::: Data to process

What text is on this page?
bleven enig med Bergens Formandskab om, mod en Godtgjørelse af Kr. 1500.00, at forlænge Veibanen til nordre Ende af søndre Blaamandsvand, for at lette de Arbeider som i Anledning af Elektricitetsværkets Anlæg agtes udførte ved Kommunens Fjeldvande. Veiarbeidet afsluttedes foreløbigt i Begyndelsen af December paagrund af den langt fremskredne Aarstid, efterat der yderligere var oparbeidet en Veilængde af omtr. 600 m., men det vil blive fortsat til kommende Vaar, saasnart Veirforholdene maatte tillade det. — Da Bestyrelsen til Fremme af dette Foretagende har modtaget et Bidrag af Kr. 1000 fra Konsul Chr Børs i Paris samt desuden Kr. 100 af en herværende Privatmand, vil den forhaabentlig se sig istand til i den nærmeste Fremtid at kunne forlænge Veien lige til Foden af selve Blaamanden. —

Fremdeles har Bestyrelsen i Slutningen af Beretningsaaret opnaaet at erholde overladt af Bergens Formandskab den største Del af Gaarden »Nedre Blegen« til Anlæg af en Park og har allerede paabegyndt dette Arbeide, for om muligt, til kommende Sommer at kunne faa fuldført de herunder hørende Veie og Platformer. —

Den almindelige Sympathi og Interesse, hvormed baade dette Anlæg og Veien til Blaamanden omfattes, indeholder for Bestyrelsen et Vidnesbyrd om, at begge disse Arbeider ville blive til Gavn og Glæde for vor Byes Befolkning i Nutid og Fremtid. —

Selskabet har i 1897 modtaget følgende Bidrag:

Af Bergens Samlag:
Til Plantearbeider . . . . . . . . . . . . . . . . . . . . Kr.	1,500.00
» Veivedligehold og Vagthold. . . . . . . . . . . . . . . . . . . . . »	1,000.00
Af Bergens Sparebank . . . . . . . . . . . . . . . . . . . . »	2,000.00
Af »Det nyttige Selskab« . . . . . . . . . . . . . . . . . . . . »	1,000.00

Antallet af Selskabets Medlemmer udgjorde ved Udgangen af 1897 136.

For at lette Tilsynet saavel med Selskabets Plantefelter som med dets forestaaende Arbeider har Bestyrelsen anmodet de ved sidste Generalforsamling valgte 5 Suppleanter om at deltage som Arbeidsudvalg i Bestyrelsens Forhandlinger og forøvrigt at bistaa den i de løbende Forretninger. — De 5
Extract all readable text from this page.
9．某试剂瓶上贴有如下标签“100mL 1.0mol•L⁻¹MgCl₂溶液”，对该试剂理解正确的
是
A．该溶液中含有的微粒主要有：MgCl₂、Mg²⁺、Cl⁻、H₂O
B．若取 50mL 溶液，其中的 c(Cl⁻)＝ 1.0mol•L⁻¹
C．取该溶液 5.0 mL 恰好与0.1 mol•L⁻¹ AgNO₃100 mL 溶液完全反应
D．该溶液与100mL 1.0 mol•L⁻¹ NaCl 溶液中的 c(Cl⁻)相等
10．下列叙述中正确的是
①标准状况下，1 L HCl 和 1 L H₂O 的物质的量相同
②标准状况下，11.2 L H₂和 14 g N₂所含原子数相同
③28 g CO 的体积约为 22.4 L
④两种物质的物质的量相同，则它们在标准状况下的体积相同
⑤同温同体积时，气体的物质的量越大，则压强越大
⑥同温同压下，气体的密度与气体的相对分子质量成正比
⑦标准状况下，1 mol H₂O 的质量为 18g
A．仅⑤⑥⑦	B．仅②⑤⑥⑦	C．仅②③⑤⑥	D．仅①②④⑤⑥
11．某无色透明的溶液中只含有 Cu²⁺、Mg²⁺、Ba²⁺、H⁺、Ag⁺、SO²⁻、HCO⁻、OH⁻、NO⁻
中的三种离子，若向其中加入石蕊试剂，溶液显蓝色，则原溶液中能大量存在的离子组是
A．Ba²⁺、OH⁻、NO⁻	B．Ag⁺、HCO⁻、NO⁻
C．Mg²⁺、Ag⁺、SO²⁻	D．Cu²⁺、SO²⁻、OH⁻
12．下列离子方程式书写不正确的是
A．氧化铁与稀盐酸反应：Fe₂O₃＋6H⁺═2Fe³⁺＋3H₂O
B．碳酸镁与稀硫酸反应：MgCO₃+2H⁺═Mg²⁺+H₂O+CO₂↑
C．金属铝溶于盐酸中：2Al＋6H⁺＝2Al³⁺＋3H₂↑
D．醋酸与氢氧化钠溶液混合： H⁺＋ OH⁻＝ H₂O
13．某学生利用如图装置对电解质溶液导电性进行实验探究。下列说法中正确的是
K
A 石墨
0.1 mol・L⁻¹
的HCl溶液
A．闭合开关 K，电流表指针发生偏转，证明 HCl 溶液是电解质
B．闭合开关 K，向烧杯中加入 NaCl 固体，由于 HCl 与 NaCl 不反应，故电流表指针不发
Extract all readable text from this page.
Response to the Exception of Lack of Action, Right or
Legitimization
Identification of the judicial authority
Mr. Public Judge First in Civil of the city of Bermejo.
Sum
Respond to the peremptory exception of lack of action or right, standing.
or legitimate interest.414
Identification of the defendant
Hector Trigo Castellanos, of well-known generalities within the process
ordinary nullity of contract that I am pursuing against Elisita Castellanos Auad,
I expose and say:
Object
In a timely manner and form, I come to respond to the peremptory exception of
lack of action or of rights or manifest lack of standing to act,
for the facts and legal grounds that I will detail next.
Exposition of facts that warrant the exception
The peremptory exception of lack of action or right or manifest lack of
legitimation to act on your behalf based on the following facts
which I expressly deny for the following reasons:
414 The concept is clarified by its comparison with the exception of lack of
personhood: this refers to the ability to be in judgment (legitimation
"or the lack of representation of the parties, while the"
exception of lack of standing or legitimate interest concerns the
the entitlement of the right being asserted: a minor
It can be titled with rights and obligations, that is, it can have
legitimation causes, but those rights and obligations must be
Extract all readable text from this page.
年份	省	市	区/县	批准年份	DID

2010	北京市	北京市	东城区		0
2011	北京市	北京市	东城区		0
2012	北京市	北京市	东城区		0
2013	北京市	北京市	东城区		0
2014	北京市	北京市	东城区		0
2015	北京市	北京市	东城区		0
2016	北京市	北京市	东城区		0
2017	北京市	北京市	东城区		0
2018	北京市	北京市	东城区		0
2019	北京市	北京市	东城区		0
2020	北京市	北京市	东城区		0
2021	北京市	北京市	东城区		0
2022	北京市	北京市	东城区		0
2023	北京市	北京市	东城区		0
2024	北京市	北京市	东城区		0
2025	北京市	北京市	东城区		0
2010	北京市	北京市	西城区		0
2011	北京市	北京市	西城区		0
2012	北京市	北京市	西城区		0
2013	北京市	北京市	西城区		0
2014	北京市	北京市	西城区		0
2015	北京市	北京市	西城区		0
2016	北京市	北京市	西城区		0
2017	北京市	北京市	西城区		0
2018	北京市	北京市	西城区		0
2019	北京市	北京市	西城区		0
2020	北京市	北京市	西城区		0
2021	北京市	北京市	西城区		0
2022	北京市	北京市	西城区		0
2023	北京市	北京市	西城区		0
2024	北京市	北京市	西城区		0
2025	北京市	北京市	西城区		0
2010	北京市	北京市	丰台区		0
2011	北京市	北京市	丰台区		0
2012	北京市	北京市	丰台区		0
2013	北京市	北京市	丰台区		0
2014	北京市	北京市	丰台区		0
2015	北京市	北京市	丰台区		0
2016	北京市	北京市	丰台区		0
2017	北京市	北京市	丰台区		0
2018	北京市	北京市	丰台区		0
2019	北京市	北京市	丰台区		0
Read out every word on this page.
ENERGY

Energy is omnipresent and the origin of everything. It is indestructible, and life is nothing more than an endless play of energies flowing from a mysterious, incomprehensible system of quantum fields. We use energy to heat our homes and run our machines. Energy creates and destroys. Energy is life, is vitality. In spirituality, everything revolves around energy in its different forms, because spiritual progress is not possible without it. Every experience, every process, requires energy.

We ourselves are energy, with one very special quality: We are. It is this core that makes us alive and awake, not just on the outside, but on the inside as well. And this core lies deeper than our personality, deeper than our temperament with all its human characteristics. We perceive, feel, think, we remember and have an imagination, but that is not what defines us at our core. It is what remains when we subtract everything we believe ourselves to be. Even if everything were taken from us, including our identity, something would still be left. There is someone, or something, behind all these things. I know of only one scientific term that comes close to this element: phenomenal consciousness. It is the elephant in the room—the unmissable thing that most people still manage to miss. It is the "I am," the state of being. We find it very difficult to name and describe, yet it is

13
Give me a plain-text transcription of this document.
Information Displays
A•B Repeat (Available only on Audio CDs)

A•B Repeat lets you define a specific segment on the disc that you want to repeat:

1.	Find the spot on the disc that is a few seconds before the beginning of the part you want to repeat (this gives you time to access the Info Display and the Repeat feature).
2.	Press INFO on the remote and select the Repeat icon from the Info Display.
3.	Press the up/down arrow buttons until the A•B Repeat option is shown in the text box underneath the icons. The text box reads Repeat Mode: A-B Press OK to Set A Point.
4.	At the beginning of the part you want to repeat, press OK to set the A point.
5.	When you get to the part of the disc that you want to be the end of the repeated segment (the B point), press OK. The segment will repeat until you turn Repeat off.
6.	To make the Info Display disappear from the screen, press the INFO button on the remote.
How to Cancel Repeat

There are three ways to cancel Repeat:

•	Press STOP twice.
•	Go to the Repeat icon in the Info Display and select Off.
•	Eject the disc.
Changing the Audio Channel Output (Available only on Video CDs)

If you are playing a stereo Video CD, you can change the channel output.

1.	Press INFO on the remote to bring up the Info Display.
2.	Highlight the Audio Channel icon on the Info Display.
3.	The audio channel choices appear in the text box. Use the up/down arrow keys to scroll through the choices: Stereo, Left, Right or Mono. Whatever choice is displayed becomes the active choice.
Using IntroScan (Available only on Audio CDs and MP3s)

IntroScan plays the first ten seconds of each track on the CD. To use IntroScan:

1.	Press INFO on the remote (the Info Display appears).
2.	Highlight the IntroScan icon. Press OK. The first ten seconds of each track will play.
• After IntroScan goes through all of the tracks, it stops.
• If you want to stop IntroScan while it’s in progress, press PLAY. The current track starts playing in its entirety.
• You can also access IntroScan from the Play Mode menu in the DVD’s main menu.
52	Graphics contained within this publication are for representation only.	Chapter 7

::::::

* Set task: Copy out all lines above that include the string "Bidrag".

* Task solution:
bleven enig med Bergens Formandskab om, mod en Godtgjørelse af Kr. 1500.00, at forlænge Veibanen til nordre Ende af søndre Blaamandsvand, for at lette de Arbeider som i Anledning af Elektricitetsværkets Anlæg agtes udførte ved Kommunens Fjeldvande. Veiarbeidet afsluttedes foreløbigt i Begyndelsen af December paagrund af den langt fremskredne Aarstid, efterat der yderligere var oparbeidet en Veilængde af omtr. 600 m., men det vil blive fortsat til kommende Vaar, saasnart Veirforholdene maatte tillade det. — Da Bestyrelsen til Fremme af dette Foretagende har modtaget et Bidrag af Kr. 1000 fra Konsul Chr Børs i Paris samt desuden Kr. 100 af en herværende Privatmand, vil den forhaabentlig se sig istand til i den nærmeste Fremtid at kunne forlænge Veien lige til Foden af selve Blaamanden. —
Selskabet har i 1897 modtaget følgende Bidrag:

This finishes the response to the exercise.